[Collected data entries]
# # #
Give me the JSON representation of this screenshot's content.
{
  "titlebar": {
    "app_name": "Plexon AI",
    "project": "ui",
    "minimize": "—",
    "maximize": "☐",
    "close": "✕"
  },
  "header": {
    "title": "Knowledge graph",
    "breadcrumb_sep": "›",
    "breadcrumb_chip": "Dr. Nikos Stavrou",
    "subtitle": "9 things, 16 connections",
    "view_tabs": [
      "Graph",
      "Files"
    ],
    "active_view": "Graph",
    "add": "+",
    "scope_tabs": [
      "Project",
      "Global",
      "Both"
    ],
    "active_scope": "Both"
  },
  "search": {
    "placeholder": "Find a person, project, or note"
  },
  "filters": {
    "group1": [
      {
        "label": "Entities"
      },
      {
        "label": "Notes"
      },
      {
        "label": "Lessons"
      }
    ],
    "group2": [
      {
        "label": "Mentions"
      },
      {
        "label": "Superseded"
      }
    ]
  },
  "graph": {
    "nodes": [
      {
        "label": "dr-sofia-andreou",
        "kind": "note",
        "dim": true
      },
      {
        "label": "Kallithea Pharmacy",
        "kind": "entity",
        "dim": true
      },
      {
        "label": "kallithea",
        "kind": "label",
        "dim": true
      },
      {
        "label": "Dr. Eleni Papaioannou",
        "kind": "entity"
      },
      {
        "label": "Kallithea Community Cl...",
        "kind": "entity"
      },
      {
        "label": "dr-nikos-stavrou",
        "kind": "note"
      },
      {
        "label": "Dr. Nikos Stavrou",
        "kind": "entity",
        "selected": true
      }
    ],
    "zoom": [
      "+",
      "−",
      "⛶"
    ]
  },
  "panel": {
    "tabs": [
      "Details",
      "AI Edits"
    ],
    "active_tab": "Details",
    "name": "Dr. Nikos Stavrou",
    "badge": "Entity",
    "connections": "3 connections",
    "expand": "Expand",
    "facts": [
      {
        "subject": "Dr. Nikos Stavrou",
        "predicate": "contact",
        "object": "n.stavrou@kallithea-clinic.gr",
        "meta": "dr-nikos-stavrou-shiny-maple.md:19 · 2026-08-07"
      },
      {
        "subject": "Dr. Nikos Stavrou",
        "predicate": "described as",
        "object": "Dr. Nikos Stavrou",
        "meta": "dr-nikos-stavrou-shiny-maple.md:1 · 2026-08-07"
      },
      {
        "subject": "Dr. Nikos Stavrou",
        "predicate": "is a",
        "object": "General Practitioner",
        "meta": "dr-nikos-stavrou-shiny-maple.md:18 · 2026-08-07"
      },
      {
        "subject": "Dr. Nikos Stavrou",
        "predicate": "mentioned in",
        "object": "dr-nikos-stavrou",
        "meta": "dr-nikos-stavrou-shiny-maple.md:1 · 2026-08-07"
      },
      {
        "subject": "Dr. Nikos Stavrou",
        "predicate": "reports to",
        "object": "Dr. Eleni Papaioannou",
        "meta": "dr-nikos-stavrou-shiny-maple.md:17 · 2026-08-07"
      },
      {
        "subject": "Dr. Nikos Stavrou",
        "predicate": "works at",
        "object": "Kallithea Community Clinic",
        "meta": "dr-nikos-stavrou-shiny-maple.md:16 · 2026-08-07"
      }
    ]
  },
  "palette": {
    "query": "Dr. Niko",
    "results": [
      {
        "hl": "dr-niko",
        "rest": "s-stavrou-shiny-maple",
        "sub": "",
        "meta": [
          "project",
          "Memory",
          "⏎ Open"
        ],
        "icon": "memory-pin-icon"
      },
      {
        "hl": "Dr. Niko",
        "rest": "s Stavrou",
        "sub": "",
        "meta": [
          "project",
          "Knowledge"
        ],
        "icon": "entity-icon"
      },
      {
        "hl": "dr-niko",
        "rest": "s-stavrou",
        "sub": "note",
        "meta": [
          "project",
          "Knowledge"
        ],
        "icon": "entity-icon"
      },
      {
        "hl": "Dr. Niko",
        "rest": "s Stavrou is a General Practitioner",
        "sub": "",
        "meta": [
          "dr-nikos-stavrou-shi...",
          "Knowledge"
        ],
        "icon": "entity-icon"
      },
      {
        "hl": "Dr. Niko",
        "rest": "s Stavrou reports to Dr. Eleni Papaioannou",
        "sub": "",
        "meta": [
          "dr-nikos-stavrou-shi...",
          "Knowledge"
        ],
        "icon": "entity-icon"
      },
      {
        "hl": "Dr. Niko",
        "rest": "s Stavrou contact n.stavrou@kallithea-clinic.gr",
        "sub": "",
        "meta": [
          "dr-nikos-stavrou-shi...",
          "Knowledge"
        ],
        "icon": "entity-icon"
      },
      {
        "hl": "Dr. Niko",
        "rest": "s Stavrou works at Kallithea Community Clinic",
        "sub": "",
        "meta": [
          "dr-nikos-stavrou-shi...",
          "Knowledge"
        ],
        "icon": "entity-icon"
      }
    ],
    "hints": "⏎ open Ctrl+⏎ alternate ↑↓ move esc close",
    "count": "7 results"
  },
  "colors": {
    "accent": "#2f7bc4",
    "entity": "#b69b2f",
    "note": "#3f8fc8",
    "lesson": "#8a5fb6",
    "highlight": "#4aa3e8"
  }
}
# # #
Report the count of lines in the entries that contain the string "object", and nothing besides it.

6